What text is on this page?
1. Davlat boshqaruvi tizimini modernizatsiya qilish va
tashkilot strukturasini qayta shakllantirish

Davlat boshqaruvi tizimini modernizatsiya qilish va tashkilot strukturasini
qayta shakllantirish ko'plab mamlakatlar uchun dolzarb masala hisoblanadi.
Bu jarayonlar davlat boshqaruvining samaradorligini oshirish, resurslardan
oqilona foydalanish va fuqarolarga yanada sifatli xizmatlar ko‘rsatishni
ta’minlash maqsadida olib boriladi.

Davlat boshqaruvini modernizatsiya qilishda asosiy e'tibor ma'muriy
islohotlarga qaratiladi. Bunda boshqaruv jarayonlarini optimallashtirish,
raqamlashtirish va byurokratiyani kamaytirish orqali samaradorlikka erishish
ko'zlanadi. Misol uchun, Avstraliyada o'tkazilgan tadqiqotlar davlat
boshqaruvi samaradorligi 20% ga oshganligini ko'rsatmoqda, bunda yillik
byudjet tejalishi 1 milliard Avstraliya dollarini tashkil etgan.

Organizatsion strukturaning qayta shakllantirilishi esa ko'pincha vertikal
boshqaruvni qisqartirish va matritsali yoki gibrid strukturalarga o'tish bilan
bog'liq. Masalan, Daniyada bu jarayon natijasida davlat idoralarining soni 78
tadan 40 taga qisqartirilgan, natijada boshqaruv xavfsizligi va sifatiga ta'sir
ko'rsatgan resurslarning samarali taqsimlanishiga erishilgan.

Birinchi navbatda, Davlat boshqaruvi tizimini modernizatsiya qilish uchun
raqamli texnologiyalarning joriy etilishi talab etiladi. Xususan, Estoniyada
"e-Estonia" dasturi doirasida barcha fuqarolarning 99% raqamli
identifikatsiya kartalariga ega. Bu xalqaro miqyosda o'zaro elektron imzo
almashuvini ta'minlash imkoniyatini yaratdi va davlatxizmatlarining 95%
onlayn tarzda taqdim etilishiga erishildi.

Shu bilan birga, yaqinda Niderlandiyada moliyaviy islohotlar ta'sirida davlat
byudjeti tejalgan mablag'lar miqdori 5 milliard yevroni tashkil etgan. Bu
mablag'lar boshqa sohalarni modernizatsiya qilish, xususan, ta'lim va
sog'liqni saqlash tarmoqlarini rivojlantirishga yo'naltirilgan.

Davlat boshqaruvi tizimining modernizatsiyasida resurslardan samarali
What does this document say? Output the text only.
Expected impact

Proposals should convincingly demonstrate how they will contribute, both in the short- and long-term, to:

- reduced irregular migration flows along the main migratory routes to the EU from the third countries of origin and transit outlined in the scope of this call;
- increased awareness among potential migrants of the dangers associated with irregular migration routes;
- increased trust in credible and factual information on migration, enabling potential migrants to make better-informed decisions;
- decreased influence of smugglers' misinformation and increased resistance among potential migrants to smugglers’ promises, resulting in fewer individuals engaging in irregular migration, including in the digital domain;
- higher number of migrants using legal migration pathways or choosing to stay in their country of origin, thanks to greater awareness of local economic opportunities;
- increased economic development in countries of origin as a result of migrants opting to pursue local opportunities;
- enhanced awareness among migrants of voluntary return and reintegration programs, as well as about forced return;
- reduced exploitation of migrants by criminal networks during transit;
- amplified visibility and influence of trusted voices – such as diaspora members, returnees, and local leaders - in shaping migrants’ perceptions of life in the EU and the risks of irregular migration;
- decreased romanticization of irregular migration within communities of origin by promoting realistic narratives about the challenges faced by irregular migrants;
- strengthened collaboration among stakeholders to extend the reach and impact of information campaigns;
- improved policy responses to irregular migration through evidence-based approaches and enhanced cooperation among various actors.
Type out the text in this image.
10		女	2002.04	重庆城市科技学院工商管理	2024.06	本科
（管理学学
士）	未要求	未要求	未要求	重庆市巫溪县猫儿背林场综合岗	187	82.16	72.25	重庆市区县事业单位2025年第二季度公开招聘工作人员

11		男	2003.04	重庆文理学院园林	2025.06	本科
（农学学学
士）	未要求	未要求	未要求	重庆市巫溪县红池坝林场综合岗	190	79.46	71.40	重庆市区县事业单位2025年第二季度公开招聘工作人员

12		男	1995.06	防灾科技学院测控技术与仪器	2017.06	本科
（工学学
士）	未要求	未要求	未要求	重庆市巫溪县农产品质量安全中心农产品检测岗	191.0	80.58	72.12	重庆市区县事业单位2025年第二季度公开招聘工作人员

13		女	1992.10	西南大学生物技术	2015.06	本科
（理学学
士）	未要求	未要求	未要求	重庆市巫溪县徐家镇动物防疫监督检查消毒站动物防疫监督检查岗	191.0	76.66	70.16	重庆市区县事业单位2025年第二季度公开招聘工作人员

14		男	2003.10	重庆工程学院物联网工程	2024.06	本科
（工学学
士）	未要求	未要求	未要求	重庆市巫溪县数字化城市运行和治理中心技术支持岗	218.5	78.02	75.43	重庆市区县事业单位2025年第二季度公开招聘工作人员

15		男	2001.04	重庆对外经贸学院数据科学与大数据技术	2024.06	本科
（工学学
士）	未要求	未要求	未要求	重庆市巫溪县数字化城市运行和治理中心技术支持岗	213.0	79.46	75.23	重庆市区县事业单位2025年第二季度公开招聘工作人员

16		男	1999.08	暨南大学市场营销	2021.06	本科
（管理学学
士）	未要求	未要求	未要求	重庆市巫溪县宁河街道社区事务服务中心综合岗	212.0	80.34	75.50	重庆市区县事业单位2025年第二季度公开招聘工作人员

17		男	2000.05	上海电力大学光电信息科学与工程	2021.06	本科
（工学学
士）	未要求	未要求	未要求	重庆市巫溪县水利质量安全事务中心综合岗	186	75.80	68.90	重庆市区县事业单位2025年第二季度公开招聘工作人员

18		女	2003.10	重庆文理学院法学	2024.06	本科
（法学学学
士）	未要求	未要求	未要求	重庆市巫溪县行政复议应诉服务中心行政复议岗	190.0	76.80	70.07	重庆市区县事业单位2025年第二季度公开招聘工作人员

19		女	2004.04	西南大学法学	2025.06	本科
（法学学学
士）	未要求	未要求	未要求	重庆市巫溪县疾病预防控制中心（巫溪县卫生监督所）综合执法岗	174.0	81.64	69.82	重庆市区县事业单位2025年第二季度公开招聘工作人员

——

Retype every entry word for word.

What text is on this page?
1. Davlat boshqaruvi tizimini modernizatsiya qilish va
tashkilot strukturasini qayta shakllantirish

Davlat boshqaruvi tizimini modernizatsiya qilish va tashkilot strukturasini
qayta shakllantirish ko'plab mamlakatlar uchun dolzarb masala hisoblanadi.
Bu jarayonlar davlat boshqaruvining samaradorligini oshirish, resurslardan
oqilona foydalanish va fuqarolarga yanada sifatli xizmatlar ko‘rsatishni
ta’minlash maqsadida olib boriladi.

Davlat boshqaruvini modernizatsiya qilishda asosiy e'tibor ma'muriy
islohotlarga qaratiladi. Bunda boshqaruv jarayonlarini optimallashtirish,
raqamlashtirish va byurokratiyani kamaytirish orqali samaradorlikka erishish
ko'zlanadi. Misol uchun, Avstraliyada o'tkazilgan tadqiqotlar davlat
boshqaruvi samaradorligi 20% ga oshganligini ko'rsatmoqda, bunda yillik
byudjet tejalishi 1 milliard Avstraliya dollarini tashkil etgan.

Organizatsion strukturaning qayta shakllantirilishi esa ko'pincha vertikal
boshqaruvni qisqartirish va matritsali yoki gibrid strukturalarga o'tish bilan
bog'liq. Masalan, Daniyada bu jarayon natijasida davlat idoralarining soni 78
tadan 40 taga qisqartirilgan, natijada boshqaruv xavfsizligi va sifatiga ta'sir
ko'rsatgan resurslarning samarali taqsimlanishiga erishilgan.

Birinchi navbatda, Davlat boshqaruvi tizimini modernizatsiya qilish uchun
raqamli texnologiyalarning joriy etilishi talab etiladi. Xususan, Estoniyada
"e-Estonia" dasturi doirasida barcha fuqarolarning 99% raqamli
identifikatsiya kartalariga ega. Bu xalqaro miqyosda o'zaro elektron imzo
almashuvini ta'minlash imkoniyatini yaratdi va davlatxizmatlarining 95%
onlayn tarzda taqdim etilishiga erishildi.

Shu bilan birga, yaqinda Niderlandiyada moliyaviy islohotlar ta'sirida davlat
byudjeti tejalgan mablag'lar miqdori 5 milliard yevroni tashkil etgan. Bu
mablag'lar boshqa sohalarni modernizatsiya qilish, xususan, ta'lim va
sog'liqni saqlash tarmoqlarini rivojlantirishga yo'naltirilgan.

Davlat boshqaruvi tizimining modernizatsiyasida resurslardan samarali
What does this document say? Output the text only.
Expected impact

Proposals should convincingly demonstrate how they will contribute, both in the short- and long-term, to:

- reduced irregular migration flows along the main migratory routes to the EU from the third countries of origin and transit outlined in the scope of this call;
- increased awareness among potential migrants of the dangers associated with irregular migration routes;
- increased trust in credible and factual information on migration, enabling potential migrants to make better-informed decisions;
- decreased influence of smugglers' misinformation and increased resistance among potential migrants to smugglers’ promises, resulting in fewer individuals engaging in irregular migration, including in the digital domain;
- higher number of migrants using legal migration pathways or choosing to stay in their country of origin, thanks to greater awareness of local economic opportunities;
- increased economic development in countries of origin as a result of migrants opting to pursue local opportunities;
- enhanced awareness among migrants of voluntary return and reintegration programs, as well as about forced return;
- reduced exploitation of migrants by criminal networks during transit;
- amplified visibility and influence of trusted voices – such as diaspora members, returnees, and local leaders - in shaping migrants’ perceptions of life in the EU and the risks of irregular migration;
- decreased romanticization of irregular migration within communities of origin by promoting realistic narratives about the challenges faced by irregular migrants;
- strengthened collaboration among stakeholders to extend the reach and impact of information campaigns;
- improved policy responses to irregular migration through evidence-based approaches and enhanced cooperation among various actors.
Type out the text in this image.
10		女	2002.04	重庆城市科技学院工商管理	2024.06	本科
（管理学学
士）	未要求	未要求	未要求	重庆市巫溪县猫儿背林场综合岗	187	82.16	72.25	重庆市区县事业单位2025年第二季度公开招聘工作人员

11		男	2003.04	重庆文理学院园林	2025.06	本科
（农学学学
士）	未要求	未要求	未要求	重庆市巫溪县红池坝林场综合岗	190	79.46	71.40	重庆市区县事业单位2025年第二季度公开招聘工作人员

12		男	1995.06	防灾科技学院测控技术与仪器	2017.06	本科
（工学学
士）	未要求	未要求	未要求	重庆市巫溪县农产品质量安全中心农产品检测岗	191.0	80.58	72.12	重庆市区县事业单位2025年第二季度公开招聘工作人员

13		女	1992.10	西南大学生物技术	2015.06	本科
（理学学
士）	未要求	未要求	未要求	重庆市巫溪县徐家镇动物防疫监督检查消毒站动物防疫监督检查岗	191.0	76.66	70.16	重庆市区县事业单位2025年第二季度公开招聘工作人员

14		男	2003.10	重庆工程学院物联网工程	2024.06	本科
（工学学
士）	未要求	未要求	未要求	重庆市巫溪县数字化城市运行和治理中心技术支持岗	218.5	78.02	75.43	重庆市区县事业单位2025年第二季度公开招聘工作人员

15		男	2001.04	重庆对外经贸学院数据科学与大数据技术	2024.06	本科
（工学学
士）	未要求	未要求	未要求	重庆市巫溪县数字化城市运行和治理中心技术支持岗	213.0	79.46	75.23	重庆市区县事业单位2025年第二季度公开招聘工作人员

16		男	1999.08	暨南大学市场营销	2021.06	本科
（管理学学
士）	未要求	未要求	未要求	重庆市巫溪县宁河街道社区事务服务中心综合岗	212.0	80.34	75.50	重庆市区县事业单位2025年第二季度公开招聘工作人员

17		男	2000.05	上海电力大学光电信息科学与工程	2021.06	本科
（工学学
士）	未要求	未要求	未要求	重庆市巫溪县水利质量安全事务中心综合岗	186	75.80	68.90	重庆市区县事业单位2025年第二季度公开招聘工作人员

18		女	2003.10	重庆文理学院法学	2024.06	本科
（法学学学
士）	未要求	未要求	未要求	重庆市巫溪县行政复议应诉服务中心行政复议岗	190.0	76.80	70.07	重庆市区县事业单位2025年第二季度公开招聘工作人员

19		女	2004.04	西南大学法学	2025.06	本科
（法学学学
士）	未要求	未要求	未要求	重庆市巫溪县疾病预防控制中心（巫溪县卫生监督所）综合执法岗	174.0	81.64	69.82	重庆市区县事业单位2025年第二季度公开招聘工作人员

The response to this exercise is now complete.